(Records from a collection of figures)
==========

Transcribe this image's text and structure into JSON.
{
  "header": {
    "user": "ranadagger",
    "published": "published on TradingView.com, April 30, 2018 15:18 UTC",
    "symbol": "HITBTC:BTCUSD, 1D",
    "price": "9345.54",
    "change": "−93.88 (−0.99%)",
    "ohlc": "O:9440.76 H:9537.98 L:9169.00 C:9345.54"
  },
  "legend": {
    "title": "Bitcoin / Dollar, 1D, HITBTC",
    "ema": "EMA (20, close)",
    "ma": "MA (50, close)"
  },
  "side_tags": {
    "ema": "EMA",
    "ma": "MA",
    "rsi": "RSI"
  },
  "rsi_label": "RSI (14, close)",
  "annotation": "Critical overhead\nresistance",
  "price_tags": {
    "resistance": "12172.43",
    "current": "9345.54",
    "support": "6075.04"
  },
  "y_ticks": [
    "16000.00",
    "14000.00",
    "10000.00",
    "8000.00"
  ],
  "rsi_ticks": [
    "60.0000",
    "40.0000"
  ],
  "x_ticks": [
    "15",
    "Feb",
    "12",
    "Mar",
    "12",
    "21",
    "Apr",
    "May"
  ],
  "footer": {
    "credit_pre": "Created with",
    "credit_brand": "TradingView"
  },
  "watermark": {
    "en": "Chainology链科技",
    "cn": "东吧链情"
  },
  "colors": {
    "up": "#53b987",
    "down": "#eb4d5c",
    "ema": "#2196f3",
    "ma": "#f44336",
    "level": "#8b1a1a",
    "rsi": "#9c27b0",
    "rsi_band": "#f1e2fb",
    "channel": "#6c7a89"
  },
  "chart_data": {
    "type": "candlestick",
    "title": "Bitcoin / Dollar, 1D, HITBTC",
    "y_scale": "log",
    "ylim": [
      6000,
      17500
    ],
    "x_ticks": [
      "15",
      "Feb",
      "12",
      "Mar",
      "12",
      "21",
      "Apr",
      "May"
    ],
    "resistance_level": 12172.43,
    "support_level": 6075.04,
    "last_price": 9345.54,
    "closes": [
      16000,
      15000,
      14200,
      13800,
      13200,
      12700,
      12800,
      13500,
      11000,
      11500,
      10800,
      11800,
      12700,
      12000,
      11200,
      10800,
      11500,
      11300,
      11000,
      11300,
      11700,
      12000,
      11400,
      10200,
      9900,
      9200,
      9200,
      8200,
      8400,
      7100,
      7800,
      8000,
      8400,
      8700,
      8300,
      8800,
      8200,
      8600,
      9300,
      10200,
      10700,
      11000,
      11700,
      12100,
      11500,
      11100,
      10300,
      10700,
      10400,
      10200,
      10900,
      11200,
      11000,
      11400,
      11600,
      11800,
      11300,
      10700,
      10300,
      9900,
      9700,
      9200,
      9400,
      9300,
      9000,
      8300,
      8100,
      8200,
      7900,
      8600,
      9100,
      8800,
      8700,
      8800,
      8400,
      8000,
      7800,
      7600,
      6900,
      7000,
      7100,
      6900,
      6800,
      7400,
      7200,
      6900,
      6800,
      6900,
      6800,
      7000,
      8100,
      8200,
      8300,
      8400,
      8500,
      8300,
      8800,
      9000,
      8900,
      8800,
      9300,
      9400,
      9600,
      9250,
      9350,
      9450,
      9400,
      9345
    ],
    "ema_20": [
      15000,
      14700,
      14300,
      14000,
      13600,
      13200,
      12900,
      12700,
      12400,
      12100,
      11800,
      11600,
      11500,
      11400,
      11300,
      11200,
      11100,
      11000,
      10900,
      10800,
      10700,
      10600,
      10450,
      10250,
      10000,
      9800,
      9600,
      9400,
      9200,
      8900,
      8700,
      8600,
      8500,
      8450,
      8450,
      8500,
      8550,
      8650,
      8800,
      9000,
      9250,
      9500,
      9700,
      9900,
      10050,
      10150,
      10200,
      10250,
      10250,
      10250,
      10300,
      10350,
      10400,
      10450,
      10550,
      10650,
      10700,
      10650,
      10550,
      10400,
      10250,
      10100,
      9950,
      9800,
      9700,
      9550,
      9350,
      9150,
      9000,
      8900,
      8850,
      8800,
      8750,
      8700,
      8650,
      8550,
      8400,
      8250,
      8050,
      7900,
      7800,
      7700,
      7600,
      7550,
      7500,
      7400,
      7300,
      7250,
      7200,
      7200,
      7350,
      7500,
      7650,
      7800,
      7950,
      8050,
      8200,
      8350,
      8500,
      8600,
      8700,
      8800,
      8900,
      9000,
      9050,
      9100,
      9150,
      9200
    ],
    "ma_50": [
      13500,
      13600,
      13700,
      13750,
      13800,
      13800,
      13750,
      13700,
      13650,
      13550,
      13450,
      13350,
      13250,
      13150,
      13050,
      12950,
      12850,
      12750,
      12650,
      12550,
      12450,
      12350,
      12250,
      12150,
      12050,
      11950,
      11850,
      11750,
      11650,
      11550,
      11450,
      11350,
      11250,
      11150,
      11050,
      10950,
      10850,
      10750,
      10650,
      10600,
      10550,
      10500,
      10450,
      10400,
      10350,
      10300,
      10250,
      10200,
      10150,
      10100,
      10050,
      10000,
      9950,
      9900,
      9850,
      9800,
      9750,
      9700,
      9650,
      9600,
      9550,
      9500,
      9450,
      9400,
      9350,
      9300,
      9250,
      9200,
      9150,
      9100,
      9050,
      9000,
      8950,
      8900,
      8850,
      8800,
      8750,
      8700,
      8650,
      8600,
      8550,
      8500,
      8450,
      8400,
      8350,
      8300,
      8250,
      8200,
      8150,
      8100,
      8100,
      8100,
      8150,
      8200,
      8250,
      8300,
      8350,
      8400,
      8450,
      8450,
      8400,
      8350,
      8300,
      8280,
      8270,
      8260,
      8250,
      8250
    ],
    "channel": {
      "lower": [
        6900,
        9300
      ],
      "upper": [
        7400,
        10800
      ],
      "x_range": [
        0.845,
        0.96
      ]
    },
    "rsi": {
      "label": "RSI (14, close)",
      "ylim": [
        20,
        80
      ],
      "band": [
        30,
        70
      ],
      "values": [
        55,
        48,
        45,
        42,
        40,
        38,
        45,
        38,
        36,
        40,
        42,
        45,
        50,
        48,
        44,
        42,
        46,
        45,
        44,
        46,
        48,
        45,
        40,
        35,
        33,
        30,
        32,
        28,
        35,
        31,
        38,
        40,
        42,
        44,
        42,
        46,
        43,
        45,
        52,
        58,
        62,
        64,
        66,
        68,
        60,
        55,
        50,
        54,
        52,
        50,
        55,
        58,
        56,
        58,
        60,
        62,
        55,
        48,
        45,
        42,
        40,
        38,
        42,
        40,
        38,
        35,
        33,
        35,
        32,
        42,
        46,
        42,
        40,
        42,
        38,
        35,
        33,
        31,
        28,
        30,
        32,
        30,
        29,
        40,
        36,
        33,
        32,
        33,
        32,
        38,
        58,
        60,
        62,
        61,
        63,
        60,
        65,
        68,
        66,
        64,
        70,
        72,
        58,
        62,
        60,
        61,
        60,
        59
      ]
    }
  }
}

==========

**Exercise task:**
The entries above should be repeated exactly, every one of them.

**Answer to the problem:**
Transcribe this image's text and structure into JSON.
{
  "header": {
    "user": "ranadagger",
    "published": "published on TradingView.com, April 30, 2018 15:18 UTC",
    "symbol": "HITBTC:BTCUSD, 1D",
    "price": "9345.54",
    "change": "−93.88 (−0.99%)",
    "ohlc": "O:9440.76 H:9537.98 L:9169.00 C:9345.54"
  },
  "legend": {
    "title": "Bitcoin / Dollar, 1D, HITBTC",
    "ema": "EMA (20, close)",
    "ma": "MA (50, close)"
  },
  "side_tags": {
    "ema": "EMA",
    "ma": "MA",
    "rsi": "RSI"
  },
  "rsi_label": "RSI (14, close)",
  "annotation": "Critical overhead\nresistance",
  "price_tags": {
    "resistance": "12172.43",
    "current": "9345.54",
    "support": "6075.04"
  },
  "y_ticks": [
    "16000.00",
    "14000.00",
    "10000.00",
    "8000.00"
  ],
  "rsi_ticks": [
    "60.0000",
    "40.0000"
  ],
  "x_ticks": [
    "15",
    "Feb",
    "12",
    "Mar",
    "12",
    "21",
    "Apr",
    "May"
  ],
  "footer": {
    "credit_pre": "Created with",
    "credit_brand": "TradingView"
  },
  "watermark": {
    "en": "Chainology链科技",
    "cn": "东吧链情"
  },
  "colors": {
    "up": "#53b987",
    "down": "#eb4d5c",
    "ema": "#2196f3",
    "ma": "#f44336",
    "level": "#8b1a1a",
    "rsi": "#9c27b0",
    "rsi_band": "#f1e2fb",
    "channel": "#6c7a89"
  },
  "chart_data": {
    "type": "candlestick",
    "title": "Bitcoin / Dollar, 1D, HITBTC",
    "y_scale": "log",
    "ylim": [
      6000,
      17500
    ],
    "x_ticks": [
      "15",
      "Feb",
      "12",
      "Mar",
      "12",
      "21",
      "Apr",
      "May"
    ],
    "resistance_level": 12172.43,
    "support_level": 6075.04,
    "last_price": 9345.54,
    "closes": [
      16000,
      15000,
      14200,
      13800,
      13200,
      12700,
      12800,
      13500,
      11000,
      11500,
      10800,
      11800,
      12700,
      12000,
      11200,
      10800,
      11500,
      11300,
      11000,
      11300,
      11700,
      12000,
      11400,
      10200,
      9900,
      9200,
      9200,
      8200,
      8400,
      7100,
      7800,
      8000,
      8400,
      8700,
      8300,
      8800,
      8200,
      8600,
      9300,
      10200,
      10700,
      11000,
      11700,
      12100,
      11500,
      11100,
      10300,
      10700,
      10400,
      10200,
      10900,
      11200,
      11000,
      11400,
      11600,
      11800,
      11300,
      10700,
      10300,
      9900,
      9700,
      9200,
      9400,
      9300,
      9000,
      8300,
      8100,
      8200,
      7900,
      8600,
      9100,
      8800,
      8700,
      8800,
      8400,
      8000,
      7800,
      7600,
      6900,
      7000,
      7100,
      6900,
      6800,
      7400,
      7200,
      6900,
      6800,
      6900,
      6800,
      7000,
      8100,
      8200,
      8300,
      8400,
      8500,
      8300,
      8800,
      9000,
      8900,
      8800,
      9300,
      9400,
      9600,
      9250,
      9350,
      9450,
      9400,
      9345
    ],
    "ema_20": [
      15000,
      14700,
      14300,
      14000,
      13600,
      13200,
      12900,
      12700,
      12400,
      12100,
      11800,
      11600,
      11500,
      11400,
      11300,
      11200,
      11100,
      11000,
      10900,
      10800,
      10700,
      10600,
      10450,
      10250,
      10000,
      9800,
      9600,
      9400,
      9200,
      8900,
      8700,
      8600,
      8500,
      8450,
      8450,
      8500,
      8550,
      8650,
      8800,
      9000,
      9250,
      9500,
      9700,
      9900,
      10050,
      10150,
      10200,
      10250,
      10250,
      10250,
      10300,
      10350,
      10400,
      10450,
      10550,
      10650,
      10700,
      10650,
      10550,
      10400,
      10250,
      10100,
      9950,
      9800,
      9700,
      9550,
      9350,
      9150,
      9000,
      8900,
      8850,
      8800,
      8750,
      8700,
      8650,
      8550,
      8400,
      8250,
      8050,
      7900,
      7800,
      7700,
      7600,
      7550,
      7500,
      7400,
      7300,
      7250,
      7200,
      7200,
      7350,
      7500,
      7650,
      7800,
      7950,
      8050,
      8200,
      8350,
      8500,
      8600,
      8700,
      8800,
      8900,
      9000,
      9050,
      9100,
      9150,
      9200
    ],
    "ma_50": [
      13500,
      13600,
      13700,
      13750,
      13800,
      13800,
      13750,
      13700,
      13650,
      13550,
      13450,
      13350,
      13250,
      13150,
      13050,
      12950,
      12850,
      12750,
      12650,
      12550,
      12450,
      12350,
      12250,
      12150,
      12050,
      11950,
      11850,
      11750,
      11650,
      11550,
      11450,
      11350,
      11250,
      11150,
      11050,
      10950,
      10850,
      10750,
      10650,
      10600,
      10550,
      10500,
      10450,
      10400,
      10350,
      10300,
      10250,
      10200,
      10150,
      10100,
      10050,
      10000,
      9950,
      9900,
      9850,
      9800,
      9750,
      9700,
      9650,
      9600,
      9550,
      9500,
      9450,
      9400,
      9350,
      9300,
      9250,
      9200,
      9150,
      9100,
      9050,
      9000,
      8950,
      8900,
      8850,
      8800,
      8750,
      8700,
      8650,
      8600,
      8550,
      8500,
      8450,
      8400,
      8350,
      8300,
      8250,
      8200,
      8150,
      8100,
      8100,
      8100,
      8150,
      8200,
      8250,
      8300,
      8350,
      8400,
      8450,
      8450,
      8400,
      8350,
      8300,
      8280,
      8270,
      8260,
      8250,
      8250
    ],
    "channel": {
      "lower": [
        6900,
        9300
      ],
      "upper": [
        7400,
        10800
      ],
      "x_range": [
        0.845,
        0.96
      ]
    },
    "rsi": {
      "label": "RSI (14, close)",
      "ylim": [
        20,
        80
      ],
      "band": [
        30,
        70
      ],
      "values": [
        55,
        48,
        45,
        42,
        40,
        38,
        45,
        38,
        36,
        40,
        42,
        45,
        50,
        48,
        44,
        42,
        46,
        45,
        44,
        46,
        48,
        45,
        40,
        35,
        33,
        30,
        32,
        28,
        35,
        31,
        38,
        40,
        42,
        44,
        42,
        46,
        43,
        45,
        52,
        58,
        62,
        64,
        66,
        68,
        60,
        55,
        50,
        54,
        52,
        50,
        55,
        58,
        56,
        58,
        60,
        62,
        55,
        48,
        45,
        42,
        40,
        38,
        42,
        40,
        38,
        35,
        33,
        35,
        32,
        42,
        46,
        42,
        40,
        42,
        38,
        35,
        33,
        31,
        28,
        30,
        32,
        30,
        29,
        40,
        36,
        33,
        32,
        33,
        32,
        38,
        58,
        60,
        62,
        61,
        63,
        60,
        65,
        68,
        66,
        64,
        70,
        72,
        58,
        62,
        60,
        61,
        60,
        59
      ]
    }
  }
}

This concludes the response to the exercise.